• _ACTIVITY_
Could you copy, word for word and in full, the piece about Colorado towns voting down a state law that limits broadband competition?
EXCERPT TO READ section start
More Colorado Towns Vote Down A Comcast State Law Hamstringing Broadband Competition
from the roll-your-own dept
For years we’ve discussed how incumbent ISPs like Comcast have spent millions of dollars quite literally writing and buying shitty, protectionist laws in more than twenty states. These laws either ban or heavily hamstring towns and cities from building their own broadband networks, or in some cases from even engaging in public/private partnerships. It’s a scenario where ISPs get to have their cake and eat it too: they get to refuse to upgrade their networks in under-served areas (particularly true among telcos offering DSL), but also get to write shitty laws preventing these under-served towns from doing anything about it.
EXCERPT TO READ section end
RECORDS section start
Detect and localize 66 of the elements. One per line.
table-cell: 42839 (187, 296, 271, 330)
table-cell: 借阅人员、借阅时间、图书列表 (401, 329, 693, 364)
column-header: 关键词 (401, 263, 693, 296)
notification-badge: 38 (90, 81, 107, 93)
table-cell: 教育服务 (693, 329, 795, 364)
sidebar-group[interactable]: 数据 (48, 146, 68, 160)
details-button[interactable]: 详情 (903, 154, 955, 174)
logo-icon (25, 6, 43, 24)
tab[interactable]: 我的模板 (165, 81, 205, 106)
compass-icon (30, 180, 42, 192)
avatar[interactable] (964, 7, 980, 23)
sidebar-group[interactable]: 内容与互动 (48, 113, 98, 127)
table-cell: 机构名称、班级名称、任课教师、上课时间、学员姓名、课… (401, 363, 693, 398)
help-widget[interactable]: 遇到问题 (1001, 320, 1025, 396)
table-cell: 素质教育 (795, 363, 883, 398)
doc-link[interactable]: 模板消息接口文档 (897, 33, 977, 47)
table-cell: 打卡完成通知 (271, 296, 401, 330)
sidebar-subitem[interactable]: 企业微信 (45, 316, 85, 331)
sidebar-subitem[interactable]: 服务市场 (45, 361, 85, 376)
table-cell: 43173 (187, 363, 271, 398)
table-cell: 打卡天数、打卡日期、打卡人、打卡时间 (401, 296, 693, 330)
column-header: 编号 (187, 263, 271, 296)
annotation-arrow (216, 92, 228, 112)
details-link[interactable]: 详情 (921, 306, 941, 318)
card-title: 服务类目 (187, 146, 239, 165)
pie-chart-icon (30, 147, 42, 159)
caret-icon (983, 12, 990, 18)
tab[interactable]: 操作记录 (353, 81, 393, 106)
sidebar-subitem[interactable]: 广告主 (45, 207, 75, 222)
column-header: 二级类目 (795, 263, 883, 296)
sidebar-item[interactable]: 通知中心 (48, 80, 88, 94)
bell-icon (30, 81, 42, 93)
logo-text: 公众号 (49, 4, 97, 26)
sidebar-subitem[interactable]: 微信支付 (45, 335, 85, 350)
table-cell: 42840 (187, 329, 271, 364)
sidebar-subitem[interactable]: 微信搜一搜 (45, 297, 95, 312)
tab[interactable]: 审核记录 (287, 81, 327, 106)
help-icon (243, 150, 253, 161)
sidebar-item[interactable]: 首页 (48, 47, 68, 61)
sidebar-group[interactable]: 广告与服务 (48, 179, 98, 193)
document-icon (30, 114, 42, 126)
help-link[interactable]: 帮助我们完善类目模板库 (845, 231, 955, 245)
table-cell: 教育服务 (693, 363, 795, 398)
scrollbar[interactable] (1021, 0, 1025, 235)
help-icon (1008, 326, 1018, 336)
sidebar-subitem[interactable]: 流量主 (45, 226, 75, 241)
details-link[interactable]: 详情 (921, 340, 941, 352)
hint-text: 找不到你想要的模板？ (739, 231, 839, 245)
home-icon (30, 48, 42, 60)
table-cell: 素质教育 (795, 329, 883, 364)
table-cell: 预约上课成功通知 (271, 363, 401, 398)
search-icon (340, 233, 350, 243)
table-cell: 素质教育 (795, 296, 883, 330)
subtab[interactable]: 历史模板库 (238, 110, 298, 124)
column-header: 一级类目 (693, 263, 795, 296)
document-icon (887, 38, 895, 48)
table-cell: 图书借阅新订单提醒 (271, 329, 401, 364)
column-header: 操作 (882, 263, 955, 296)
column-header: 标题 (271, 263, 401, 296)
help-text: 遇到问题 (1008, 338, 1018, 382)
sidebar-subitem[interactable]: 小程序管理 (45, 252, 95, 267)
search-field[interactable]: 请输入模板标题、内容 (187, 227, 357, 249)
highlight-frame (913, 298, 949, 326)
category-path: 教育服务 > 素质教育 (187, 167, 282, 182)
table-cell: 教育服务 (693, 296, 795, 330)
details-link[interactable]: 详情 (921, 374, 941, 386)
RECORDS section end
• _EXERCISE SOLUTION_
More Colorado Towns Vote Down A Comcast State Law Hamstringing Broadband Competition
from the roll-your-own dept
For years we’ve discussed how incumbent ISPs like Comcast have spent millions of dollars quite literally writing and buying shitty, protectionist laws in more than twenty states. These laws either ban or heavily hamstring towns and cities from building their own broadband networks, or in some cases from even engaging in public/private partnerships. It’s a scenario where ISPs get to have their cake and eat it too: they get to refuse to upgrade their networks in under-served areas (particularly true among telcos offering DSL), but also get to write shitty laws preventing these under-served towns from doing anything about it.